START
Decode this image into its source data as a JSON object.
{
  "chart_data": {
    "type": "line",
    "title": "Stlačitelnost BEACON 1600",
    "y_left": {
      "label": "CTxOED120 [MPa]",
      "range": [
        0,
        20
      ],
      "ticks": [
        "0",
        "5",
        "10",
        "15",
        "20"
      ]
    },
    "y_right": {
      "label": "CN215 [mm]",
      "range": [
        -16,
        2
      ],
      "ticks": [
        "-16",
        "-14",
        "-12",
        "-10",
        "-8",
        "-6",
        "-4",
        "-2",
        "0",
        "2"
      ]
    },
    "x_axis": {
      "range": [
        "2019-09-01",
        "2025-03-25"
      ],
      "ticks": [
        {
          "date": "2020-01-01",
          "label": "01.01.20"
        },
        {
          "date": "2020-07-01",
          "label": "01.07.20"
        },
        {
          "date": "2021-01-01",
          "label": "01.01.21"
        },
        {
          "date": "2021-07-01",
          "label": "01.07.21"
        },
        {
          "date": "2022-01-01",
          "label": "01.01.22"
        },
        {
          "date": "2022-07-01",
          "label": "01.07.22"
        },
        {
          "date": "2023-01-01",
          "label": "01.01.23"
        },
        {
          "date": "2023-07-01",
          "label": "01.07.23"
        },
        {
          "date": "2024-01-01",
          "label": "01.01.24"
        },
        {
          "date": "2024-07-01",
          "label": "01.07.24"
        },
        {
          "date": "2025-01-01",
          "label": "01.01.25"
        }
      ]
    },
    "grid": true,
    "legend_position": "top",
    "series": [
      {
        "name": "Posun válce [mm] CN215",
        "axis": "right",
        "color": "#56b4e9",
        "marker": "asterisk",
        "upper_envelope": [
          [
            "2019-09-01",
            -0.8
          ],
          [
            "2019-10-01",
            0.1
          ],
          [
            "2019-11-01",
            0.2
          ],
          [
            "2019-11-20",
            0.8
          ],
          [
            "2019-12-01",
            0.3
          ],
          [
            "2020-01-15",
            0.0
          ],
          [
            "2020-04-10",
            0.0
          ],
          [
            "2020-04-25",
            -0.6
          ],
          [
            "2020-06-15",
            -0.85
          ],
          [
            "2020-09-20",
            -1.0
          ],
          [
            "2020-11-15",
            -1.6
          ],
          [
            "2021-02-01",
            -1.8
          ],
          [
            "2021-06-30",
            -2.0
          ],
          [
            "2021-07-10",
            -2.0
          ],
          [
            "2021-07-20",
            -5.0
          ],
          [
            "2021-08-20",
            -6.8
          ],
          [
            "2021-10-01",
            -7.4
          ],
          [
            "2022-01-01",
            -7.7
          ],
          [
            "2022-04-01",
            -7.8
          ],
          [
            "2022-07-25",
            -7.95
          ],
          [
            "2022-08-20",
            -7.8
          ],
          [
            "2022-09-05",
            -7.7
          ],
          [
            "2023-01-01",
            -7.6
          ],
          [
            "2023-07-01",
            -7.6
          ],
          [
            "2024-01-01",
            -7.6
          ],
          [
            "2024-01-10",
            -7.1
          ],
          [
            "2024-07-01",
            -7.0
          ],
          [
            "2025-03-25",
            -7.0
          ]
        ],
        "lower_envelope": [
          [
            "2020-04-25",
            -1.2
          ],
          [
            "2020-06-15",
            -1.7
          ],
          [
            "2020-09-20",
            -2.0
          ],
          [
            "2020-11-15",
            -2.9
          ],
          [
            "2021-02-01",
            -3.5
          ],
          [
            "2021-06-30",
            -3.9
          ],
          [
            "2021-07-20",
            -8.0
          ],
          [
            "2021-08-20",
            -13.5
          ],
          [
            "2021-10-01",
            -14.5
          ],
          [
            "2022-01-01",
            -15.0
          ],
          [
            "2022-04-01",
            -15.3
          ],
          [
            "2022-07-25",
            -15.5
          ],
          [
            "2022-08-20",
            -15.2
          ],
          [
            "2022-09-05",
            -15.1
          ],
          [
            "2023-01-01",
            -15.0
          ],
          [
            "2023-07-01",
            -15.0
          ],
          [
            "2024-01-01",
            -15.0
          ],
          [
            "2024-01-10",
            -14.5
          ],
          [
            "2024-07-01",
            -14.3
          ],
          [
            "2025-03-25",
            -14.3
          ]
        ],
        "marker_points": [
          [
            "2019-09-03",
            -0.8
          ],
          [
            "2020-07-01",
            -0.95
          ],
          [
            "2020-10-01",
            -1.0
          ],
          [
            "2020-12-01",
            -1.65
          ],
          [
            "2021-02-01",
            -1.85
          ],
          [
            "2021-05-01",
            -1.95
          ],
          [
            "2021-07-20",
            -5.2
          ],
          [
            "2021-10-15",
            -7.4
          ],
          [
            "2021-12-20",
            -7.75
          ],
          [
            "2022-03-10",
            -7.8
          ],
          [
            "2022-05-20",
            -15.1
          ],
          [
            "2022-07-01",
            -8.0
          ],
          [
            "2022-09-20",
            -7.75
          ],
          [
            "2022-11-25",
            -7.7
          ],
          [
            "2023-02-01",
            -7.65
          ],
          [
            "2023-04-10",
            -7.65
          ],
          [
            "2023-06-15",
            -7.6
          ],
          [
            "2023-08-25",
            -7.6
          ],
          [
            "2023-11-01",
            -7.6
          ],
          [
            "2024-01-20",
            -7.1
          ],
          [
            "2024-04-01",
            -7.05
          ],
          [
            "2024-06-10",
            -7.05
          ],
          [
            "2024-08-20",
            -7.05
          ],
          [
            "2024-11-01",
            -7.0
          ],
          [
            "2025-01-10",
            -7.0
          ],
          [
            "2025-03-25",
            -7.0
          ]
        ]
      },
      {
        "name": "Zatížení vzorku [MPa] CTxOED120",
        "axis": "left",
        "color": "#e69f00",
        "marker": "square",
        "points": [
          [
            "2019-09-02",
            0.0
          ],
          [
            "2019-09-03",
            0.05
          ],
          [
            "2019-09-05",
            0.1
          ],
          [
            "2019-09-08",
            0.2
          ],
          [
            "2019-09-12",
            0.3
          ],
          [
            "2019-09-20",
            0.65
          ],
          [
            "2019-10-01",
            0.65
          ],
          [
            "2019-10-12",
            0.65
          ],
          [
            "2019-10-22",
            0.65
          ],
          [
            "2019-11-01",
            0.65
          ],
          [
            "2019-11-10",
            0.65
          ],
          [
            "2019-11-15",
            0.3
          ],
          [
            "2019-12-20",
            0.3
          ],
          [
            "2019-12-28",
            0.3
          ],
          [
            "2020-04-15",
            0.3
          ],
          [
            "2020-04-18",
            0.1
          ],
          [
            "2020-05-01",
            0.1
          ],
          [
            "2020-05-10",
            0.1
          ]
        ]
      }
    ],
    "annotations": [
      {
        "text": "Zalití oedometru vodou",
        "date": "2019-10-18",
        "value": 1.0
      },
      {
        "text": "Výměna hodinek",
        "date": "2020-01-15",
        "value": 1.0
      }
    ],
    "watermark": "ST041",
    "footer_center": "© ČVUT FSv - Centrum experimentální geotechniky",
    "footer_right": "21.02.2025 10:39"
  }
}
END
Work instructions: Using the material above, print every entry exactly as written.

Task solution:
Decode this image into its source data as a JSON object.
{
  "chart_data": {
    "type": "line",
    "title": "Stlačitelnost BEACON 1600",
    "y_left": {
      "label": "CTxOED120 [MPa]",
      "range": [
        0,
        20
      ],
      "ticks": [
        "0",
        "5",
        "10",
        "15",
        "20"
      ]
    },
    "y_right": {
      "label": "CN215 [mm]",
      "range": [
        -16,
        2
      ],
      "ticks": [
        "-16",
        "-14",
        "-12",
        "-10",
        "-8",
        "-6",
        "-4",
        "-2",
        "0",
        "2"
      ]
    },
    "x_axis": {
      "range": [
        "2019-09-01",
        "2025-03-25"
      ],
      "ticks": [
        {
          "date": "2020-01-01",
          "label": "01.01.20"
        },
        {
          "date": "2020-07-01",
          "label": "01.07.20"
        },
        {
          "date": "2021-01-01",
          "label": "01.01.21"
        },
        {
          "date": "2021-07-01",
          "label": "01.07.21"
        },
        {
          "date": "2022-01-01",
          "label": "01.01.22"
        },
        {
          "date": "2022-07-01",
          "label": "01.07.22"
        },
        {
          "date": "2023-01-01",
          "label": "01.01.23"
        },
        {
          "date": "2023-07-01",
          "label": "01.07.23"
        },
        {
          "date": "2024-01-01",
          "label": "01.01.24"
        },
        {
          "date": "2024-07-01",
          "label": "01.07.24"
        },
        {
          "date": "2025-01-01",
          "label": "01.01.25"
        }
      ]
    },
    "grid": true,
    "legend_position": "top",
    "series": [
      {
        "name": "Posun válce [mm] CN215",
        "axis": "right",
        "color": "#56b4e9",
        "marker": "asterisk",
        "upper_envelope": [
          [
            "2019-09-01",
            -0.8
          ],
          [
            "2019-10-01",
            0.1
          ],
          [
            "2019-11-01",
            0.2
          ],
          [
            "2019-11-20",
            0.8
          ],
          [
            "2019-12-01",
            0.3
          ],
          [
            "2020-01-15",
            0.0
          ],
          [
            "2020-04-10",
            0.0
          ],
          [
            "2020-04-25",
            -0.6
          ],
          [
            "2020-06-15",
            -0.85
          ],
          [
            "2020-09-20",
            -1.0
          ],
          [
            "2020-11-15",
            -1.6
          ],
          [
            "2021-02-01",
            -1.8
          ],
          [
            "2021-06-30",
            -2.0
          ],
          [
            "2021-07-10",
            -2.0
          ],
          [
            "2021-07-20",
            -5.0
          ],
          [
            "2021-08-20",
            -6.8
          ],
          [
            "2021-10-01",
            -7.4
          ],
          [
            "2022-01-01",
            -7.7
          ],
          [
            "2022-04-01",
            -7.8
          ],
          [
            "2022-07-25",
            -7.95
          ],
          [
            "2022-08-20",
            -7.8
          ],
          [
            "2022-09-05",
            -7.7
          ],
          [
            "2023-01-01",
            -7.6
          ],
          [
            "2023-07-01",
            -7.6
          ],
          [
            "2024-01-01",
            -7.6
          ],
          [
            "2024-01-10",
            -7.1
          ],
          [
            "2024-07-01",
            -7.0
          ],
          [
            "2025-03-25",
            -7.0
          ]
        ],
        "lower_envelope": [
          [
            "2020-04-25",
            -1.2
          ],
          [
            "2020-06-15",
            -1.7
          ],
          [
            "2020-09-20",
            -2.0
          ],
          [
            "2020-11-15",
            -2.9
          ],
          [
            "2021-02-01",
            -3.5
          ],
          [
            "2021-06-30",
            -3.9
          ],
          [
            "2021-07-20",
            -8.0
          ],
          [
            "2021-08-20",
            -13.5
          ],
          [
            "2021-10-01",
            -14.5
          ],
          [
            "2022-01-01",
            -15.0
          ],
          [
            "2022-04-01",
            -15.3
          ],
          [
            "2022-07-25",
            -15.5
          ],
          [
            "2022-08-20",
            -15.2
          ],
          [
            "2022-09-05",
            -15.1
          ],
          [
            "2023-01-01",
            -15.0
          ],
          [
            "2023-07-01",
            -15.0
          ],
          [
            "2024-01-01",
            -15.0
          ],
          [
            "2024-01-10",
            -14.5
          ],
          [
            "2024-07-01",
            -14.3
          ],
          [
            "2025-03-25",
            -14.3
          ]
        ],
        "marker_points": [
          [
            "2019-09-03",
            -0.8
          ],
          [
            "2020-07-01",
            -0.95
          ],
          [
            "2020-10-01",
            -1.0
          ],
          [
            "2020-12-01",
            -1.65
          ],
          [
            "2021-02-01",
            -1.85
          ],
          [
            "2021-05-01",
            -1.95
          ],
          [
            "2021-07-20",
            -5.2
          ],
          [
            "2021-10-15",
            -7.4
          ],
          [
            "2021-12-20",
            -7.75
          ],
          [
            "2022-03-10",
            -7.8
          ],
          [
            "2022-05-20",
            -15.1
          ],
          [
            "2022-07-01",
            -8.0
          ],
          [
            "2022-09-20",
            -7.75
          ],
          [
            "2022-11-25",
            -7.7
          ],
          [
            "2023-02-01",
            -7.65
          ],
          [
            "2023-04-10",
            -7.65
          ],
          [
            "2023-06-15",
            -7.6
          ],
          [
            "2023-08-25",
            -7.6
          ],
          [
            "2023-11-01",
            -7.6
          ],
          [
            "2024-01-20",
            -7.1
          ],
          [
            "2024-04-01",
            -7.05
          ],
          [
            "2024-06-10",
            -7.05
          ],
          [
            "2024-08-20",
            -7.05
          ],
          [
            "2024-11-01",
            -7.0
          ],
          [
            "2025-01-10",
            -7.0
          ],
          [
            "2025-03-25",
            -7.0
          ]
        ]
      },
      {
        "name": "Zatížení vzorku [MPa] CTxOED120",
        "axis": "left",
        "color": "#e69f00",
        "marker": "square",
        "points": [
          [
            "2019-09-02",
            0.0
          ],
          [
            "2019-09-03",
            0.05
          ],
          [
            "2019-09-05",
            0.1
          ],
          [
            "2019-09-08",
            0.2
          ],
          [
            "2019-09-12",
            0.3
          ],
          [
            "2019-09-20",
            0.65
          ],
          [
            "2019-10-01",
            0.65
          ],
          [
            "2019-10-12",
            0.65
          ],
          [
            "2019-10-22",
            0.65
          ],
          [
            "2019-11-01",
            0.65
          ],
          [
            "2019-11-10",
            0.65
          ],
          [
            "2019-11-15",
            0.3
          ],
          [
            "2019-12-20",
            0.3
          ],
          [
            "2019-12-28",
            0.3
          ],
          [
            "2020-04-15",
            0.3
          ],
          [
            "2020-04-18",
            0.1
          ],
          [
            "2020-05-01",
            0.1
          ],
          [
            "2020-05-10",
            0.1
          ]
        ]
      }
    ],
    "annotations": [
      {
        "text": "Zalití oedometru vodou",
        "date": "2019-10-18",
        "value": 1.0
      },
      {
        "text": "Výměna hodinek",
        "date": "2020-01-15",
        "value": 1.0
      }
    ],
    "watermark": "ST041",
    "footer_center": "© ČVUT FSv - Centrum experimentální geotechniky",
    "footer_right": "21.02.2025 10:39"
  }
}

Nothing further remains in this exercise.